§ Information provided:

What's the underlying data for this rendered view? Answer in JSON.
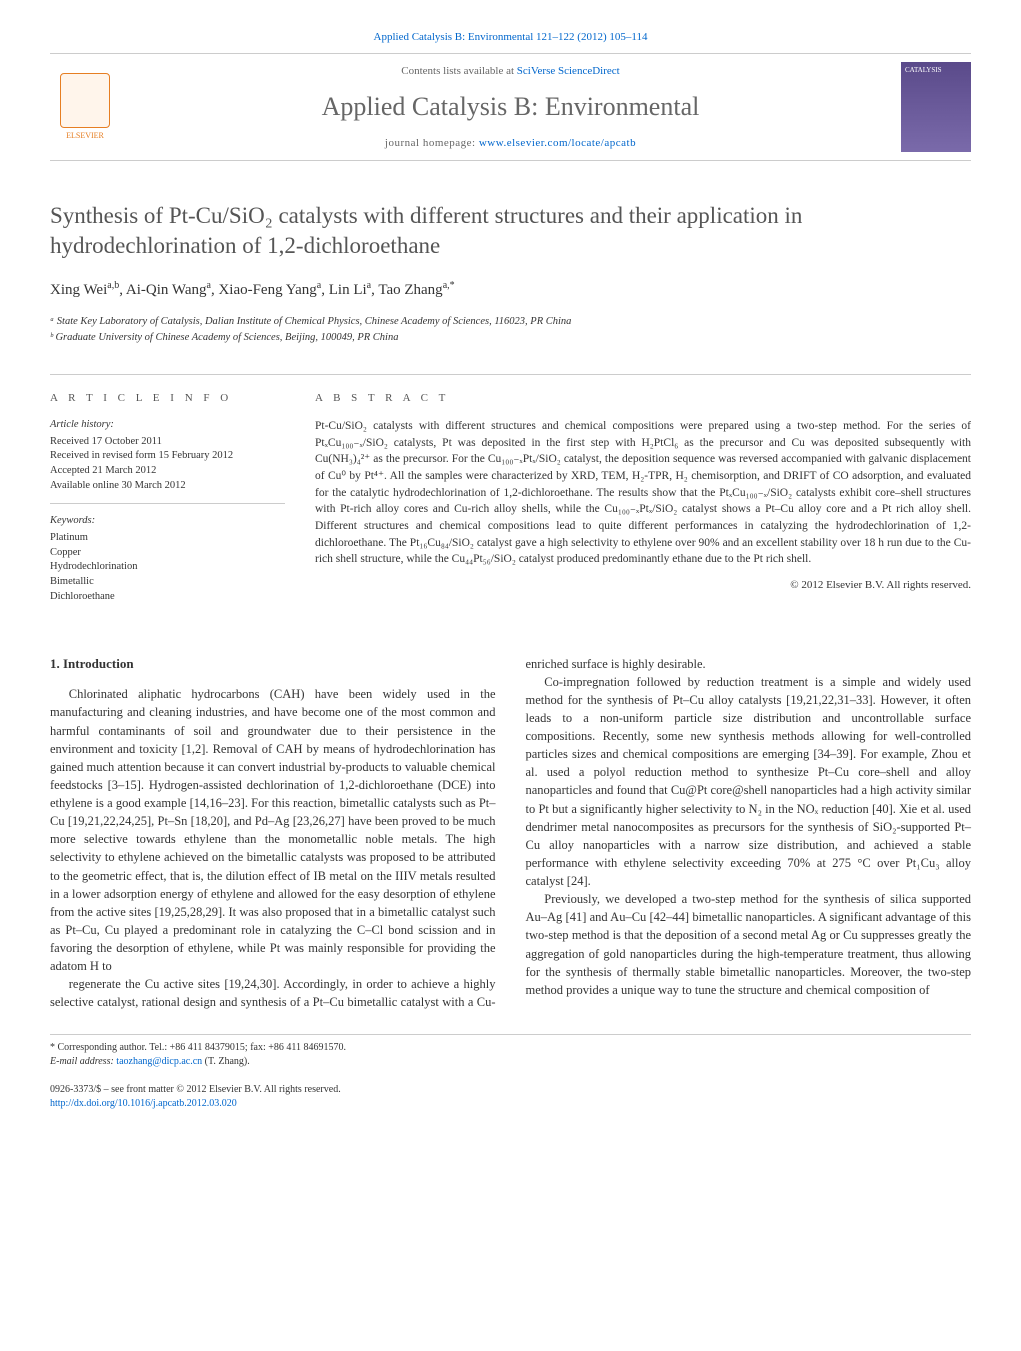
{
  "top_ref": "Applied Catalysis B: Environmental 121–122 (2012) 105–114",
  "masthead": {
    "elsevier_label": "ELSEVIER",
    "contents_prefix": "Contents lists available at ",
    "contents_link": "SciVerse ScienceDirect",
    "journal_title": "Applied Catalysis B: Environmental",
    "homepage_prefix": "journal homepage: ",
    "homepage_link": "www.elsevier.com/locate/apcatb",
    "cover_text": "CATALYSIS"
  },
  "title": "Synthesis of Pt-Cu/SiO₂ catalysts with different structures and their application in hydrodechlorination of 1,2-dichloroethane",
  "authors_html": "Xing Wei<sup>a,b</sup>, Ai-Qin Wang<sup>a</sup>, Xiao-Feng Yang<sup>a</sup>, Lin Li<sup>a</sup>, Tao Zhang<sup>a,*</sup>",
  "affiliations": {
    "a": "ᵃ State Key Laboratory of Catalysis, Dalian Institute of Chemical Physics, Chinese Academy of Sciences, 116023, PR China",
    "b": "ᵇ Graduate University of Chinese Academy of Sciences, Beijing, 100049, PR China"
  },
  "article_info": {
    "label": "a r t i c l e   i n f o",
    "history_head": "Article history:",
    "history": [
      "Received 17 October 2011",
      "Received in revised form 15 February 2012",
      "Accepted 21 March 2012",
      "Available online 30 March 2012"
    ],
    "keywords_head": "Keywords:",
    "keywords": [
      "Platinum",
      "Copper",
      "Hydrodechlorination",
      "Bimetallic",
      "Dichloroethane"
    ]
  },
  "abstract": {
    "label": "a b s t r a c t",
    "text": "Pt-Cu/SiO₂ catalysts with different structures and chemical compositions were prepared using a two-step method. For the series of PtₓCu₁₀₀₋ₓ/SiO₂ catalysts, Pt was deposited in the first step with H₂PtCl₆ as the precursor and Cu was deposited subsequently with Cu(NH₃)₄²⁺ as the precursor. For the Cu₁₀₀₋ₓPtₓ/SiO₂ catalyst, the deposition sequence was reversed accompanied with galvanic displacement of Cu⁰ by Pt⁴⁺. All the samples were characterized by XRD, TEM, H₂-TPR, H₂ chemisorption, and DRIFT of CO adsorption, and evaluated for the catalytic hydrodechlorination of 1,2-dichloroethane. The results show that the PtₓCu₁₀₀₋ₓ/SiO₂ catalysts exhibit core–shell structures with Pt-rich alloy cores and Cu-rich alloy shells, while the Cu₁₀₀₋ₓPtₓ/SiO₂ catalyst shows a Pt–Cu alloy core and a Pt rich alloy shell. Different structures and chemical compositions lead to quite different performances in catalyzing the hydrodechlorination of 1,2-dichloroethane. The Pt₁₆Cu₈₄/SiO₂ catalyst gave a high selectivity to ethylene over 90% and an excellent stability over 18 h run due to the Cu-rich shell structure, while the Cu₄₄Pt₅₆/SiO₂ catalyst produced predominantly ethane due to the Pt rich shell.",
    "copyright": "© 2012 Elsevier B.V. All rights reserved."
  },
  "body": {
    "heading": "1. Introduction",
    "p1": "Chlorinated aliphatic hydrocarbons (CAH) have been widely used in the manufacturing and cleaning industries, and have become one of the most common and harmful contaminants of soil and groundwater due to their persistence in the environment and toxicity [1,2]. Removal of CAH by means of hydrodechlorination has gained much attention because it can convert industrial by-products to valuable chemical feedstocks [3–15]. Hydrogen-assisted dechlorination of 1,2-dichloroethane (DCE) into ethylene is a good example [14,16–23]. For this reaction, bimetallic catalysts such as Pt–Cu [19,21,22,24,25], Pt–Sn [18,20], and Pd–Ag [23,26,27] have been proved to be much more selective towards ethylene than the monometallic noble metals. The high selectivity to ethylene achieved on the bimetallic catalysts was proposed to be attributed to the geometric effect, that is, the dilution effect of IB metal on the IIIV metals resulted in a lower adsorption energy of ethylene and allowed for the easy desorption of ethylene from the active sites [19,25,28,29]. It was also proposed that in a bimetallic catalyst such as Pt–Cu, Cu played a predominant role in catalyzing the C–Cl bond scission and in favoring the desorption of ethylene, while Pt was mainly responsible for providing the adatom H to",
    "p2": "regenerate the Cu active sites [19,24,30]. Accordingly, in order to achieve a highly selective catalyst, rational design and synthesis of a Pt–Cu bimetallic catalyst with a Cu-enriched surface is highly desirable.",
    "p3": "Co-impregnation followed by reduction treatment is a simple and widely used method for the synthesis of Pt–Cu alloy catalysts [19,21,22,31–33]. However, it often leads to a non-uniform particle size distribution and uncontrollable surface compositions. Recently, some new synthesis methods allowing for well-controlled particles sizes and chemical compositions are emerging [34–39]. For example, Zhou et al. used a polyol reduction method to synthesize Pt–Cu core–shell and alloy nanoparticles and found that Cu@Pt core@shell nanoparticles had a high activity similar to Pt but a significantly higher selectivity to N₂ in the NOₓ reduction [40]. Xie et al. used dendrimer metal nanocomposites as precursors for the synthesis of SiO₂-supported Pt–Cu alloy nanoparticles with a narrow size distribution, and achieved a stable performance with ethylene selectivity exceeding 70% at 275 °C over Pt₁Cu₃ alloy catalyst [24].",
    "p4": "Previously, we developed a two-step method for the synthesis of silica supported Au–Ag [41] and Au–Cu [42–44] bimetallic nanoparticles. A significant advantage of this two-step method is that the deposition of a second metal Ag or Cu suppresses greatly the aggregation of gold nanoparticles during the high-temperature treatment, thus allowing for the synthesis of thermally stable bimetallic nanoparticles. Moreover, the two-step method provides a unique way to tune the structure and chemical composition of"
  },
  "footnotes": {
    "corresponding": "* Corresponding author. Tel.: +86 411 84379015; fax: +86 411 84691570.",
    "email_label": "E-mail address: ",
    "email": "taozhang@dicp.ac.cn",
    "email_paren": " (T. Zhang)."
  },
  "footer": {
    "left1": "0926-3373/$ – see front matter © 2012 Elsevier B.V. All rights reserved.",
    "left2": "http://dx.doi.org/10.1016/j.apcatb.2012.03.020"
  },
  "colors": {
    "link": "#0066cc",
    "text": "#333333",
    "title_gray": "#555555",
    "rule": "#cccccc",
    "elsevier_orange": "#e67e22",
    "cover_bg": "#5a4a8a"
  },
  "typography": {
    "body_pt": 12.5,
    "title_pt": 23,
    "journal_title_pt": 26,
    "abstract_pt": 11.5,
    "small_pt": 10.5
  }
}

§ Aim: Output, exactly, all the records above; include no pictures.

§ Complete output:
What's the underlying data for this rendered view? Answer in JSON.
{
  "top_ref": "Applied Catalysis B: Environmental 121–122 (2012) 105–114",
  "masthead": {
    "elsevier_label": "ELSEVIER",
    "contents_prefix": "Contents lists available at ",
    "contents_link": "SciVerse ScienceDirect",
    "journal_title": "Applied Catalysis B: Environmental",
    "homepage_prefix": "journal homepage: ",
    "homepage_link": "www.elsevier.com/locate/apcatb",
    "cover_text": "CATALYSIS"
  },
  "title": "Synthesis of Pt-Cu/SiO₂ catalysts with different structures and their application in hydrodechlorination of 1,2-dichloroethane",
  "authors_html": "Xing Wei<sup>a,b</sup>, Ai-Qin Wang<sup>a</sup>, Xiao-Feng Yang<sup>a</sup>, Lin Li<sup>a</sup>, Tao Zhang<sup>a,*</sup>",
  "affiliations": {
    "a": "ᵃ State Key Laboratory of Catalysis, Dalian Institute of Chemical Physics, Chinese Academy of Sciences, 116023, PR China",
    "b": "ᵇ Graduate University of Chinese Academy of Sciences, Beijing, 100049, PR China"
  },
  "article_info": {
    "label": "a r t i c l e   i n f o",
    "history_head": "Article history:",
    "history": [
      "Received 17 October 2011",
      "Received in revised form 15 February 2012",
      "Accepted 21 March 2012",
      "Available online 30 March 2012"
    ],
    "keywords_head": "Keywords:",
    "keywords": [
      "Platinum",
      "Copper",
      "Hydrodechlorination",
      "Bimetallic",
      "Dichloroethane"
    ]
  },
  "abstract": {
    "label": "a b s t r a c t",
    "text": "Pt-Cu/SiO₂ catalysts with different structures and chemical compositions were prepared using a two-step method. For the series of PtₓCu₁₀₀₋ₓ/SiO₂ catalysts, Pt was deposited in the first step with H₂PtCl₆ as the precursor and Cu was deposited subsequently with Cu(NH₃)₄²⁺ as the precursor. For the Cu₁₀₀₋ₓPtₓ/SiO₂ catalyst, the deposition sequence was reversed accompanied with galvanic displacement of Cu⁰ by Pt⁴⁺. All the samples were characterized by XRD, TEM, H₂-TPR, H₂ chemisorption, and DRIFT of CO adsorption, and evaluated for the catalytic hydrodechlorination of 1,2-dichloroethane. The results show that the PtₓCu₁₀₀₋ₓ/SiO₂ catalysts exhibit core–shell structures with Pt-rich alloy cores and Cu-rich alloy shells, while the Cu₁₀₀₋ₓPtₓ/SiO₂ catalyst shows a Pt–Cu alloy core and a Pt rich alloy shell. Different structures and chemical compositions lead to quite different performances in catalyzing the hydrodechlorination of 1,2-dichloroethane. The Pt₁₆Cu₈₄/SiO₂ catalyst gave a high selectivity to ethylene over 90% and an excellent stability over 18 h run due to the Cu-rich shell structure, while the Cu₄₄Pt₅₆/SiO₂ catalyst produced predominantly ethane due to the Pt rich shell.",
    "copyright": "© 2012 Elsevier B.V. All rights reserved."
  },
  "body": {
    "heading": "1. Introduction",
    "p1": "Chlorinated aliphatic hydrocarbons (CAH) have been widely used in the manufacturing and cleaning industries, and have become one of the most common and harmful contaminants of soil and groundwater due to their persistence in the environment and toxicity [1,2]. Removal of CAH by means of hydrodechlorination has gained much attention because it can convert industrial by-products to valuable chemical feedstocks [3–15]. Hydrogen-assisted dechlorination of 1,2-dichloroethane (DCE) into ethylene is a good example [14,16–23]. For this reaction, bimetallic catalysts such as Pt–Cu [19,21,22,24,25], Pt–Sn [18,20], and Pd–Ag [23,26,27] have been proved to be much more selective towards ethylene than the monometallic noble metals. The high selectivity to ethylene achieved on the bimetallic catalysts was proposed to be attributed to the geometric effect, that is, the dilution effect of IB metal on the IIIV metals resulted in a lower adsorption energy of ethylene and allowed for the easy desorption of ethylene from the active sites [19,25,28,29]. It was also proposed that in a bimetallic catalyst such as Pt–Cu, Cu played a predominant role in catalyzing the C–Cl bond scission and in favoring the desorption of ethylene, while Pt was mainly responsible for providing the adatom H to",
    "p2": "regenerate the Cu active sites [19,24,30]. Accordingly, in order to achieve a highly selective catalyst, rational design and synthesis of a Pt–Cu bimetallic catalyst with a Cu-enriched surface is highly desirable.",
    "p3": "Co-impregnation followed by reduction treatment is a simple and widely used method for the synthesis of Pt–Cu alloy catalysts [19,21,22,31–33]. However, it often leads to a non-uniform particle size distribution and uncontrollable surface compositions. Recently, some new synthesis methods allowing for well-controlled particles sizes and chemical compositions are emerging [34–39]. For example, Zhou et al. used a polyol reduction method to synthesize Pt–Cu core–shell and alloy nanoparticles and found that Cu@Pt core@shell nanoparticles had a high activity similar to Pt but a significantly higher selectivity to N₂ in the NOₓ reduction [40]. Xie et al. used dendrimer metal nanocomposites as precursors for the synthesis of SiO₂-supported Pt–Cu alloy nanoparticles with a narrow size distribution, and achieved a stable performance with ethylene selectivity exceeding 70% at 275 °C over Pt₁Cu₃ alloy catalyst [24].",
    "p4": "Previously, we developed a two-step method for the synthesis of silica supported Au–Ag [41] and Au–Cu [42–44] bimetallic nanoparticles. A significant advantage of this two-step method is that the deposition of a second metal Ag or Cu suppresses greatly the aggregation of gold nanoparticles during the high-temperature treatment, thus allowing for the synthesis of thermally stable bimetallic nanoparticles. Moreover, the two-step method provides a unique way to tune the structure and chemical composition of"
  },
  "footnotes": {
    "corresponding": "* Corresponding author. Tel.: +86 411 84379015; fax: +86 411 84691570.",
    "email_label": "E-mail address: ",
    "email": "taozhang@dicp.ac.cn",
    "email_paren": " (T. Zhang)."
  },
  "footer": {
    "left1": "0926-3373/$ – see front matter © 2012 Elsevier B.V. All rights reserved.",
    "left2": "http://dx.doi.org/10.1016/j.apcatb.2012.03.020"
  },
  "colors": {
    "link": "#0066cc",
    "text": "#333333",
    "title_gray": "#555555",
    "rule": "#cccccc",
    "elsevier_orange": "#e67e22",
    "cover_bg": "#5a4a8a"
  },
  "typography": {
    "body_pt": 12.5,
    "title_pt": 23,
    "journal_title_pt": 26,
    "abstract_pt": 11.5,
    "small_pt": 10.5
  }
}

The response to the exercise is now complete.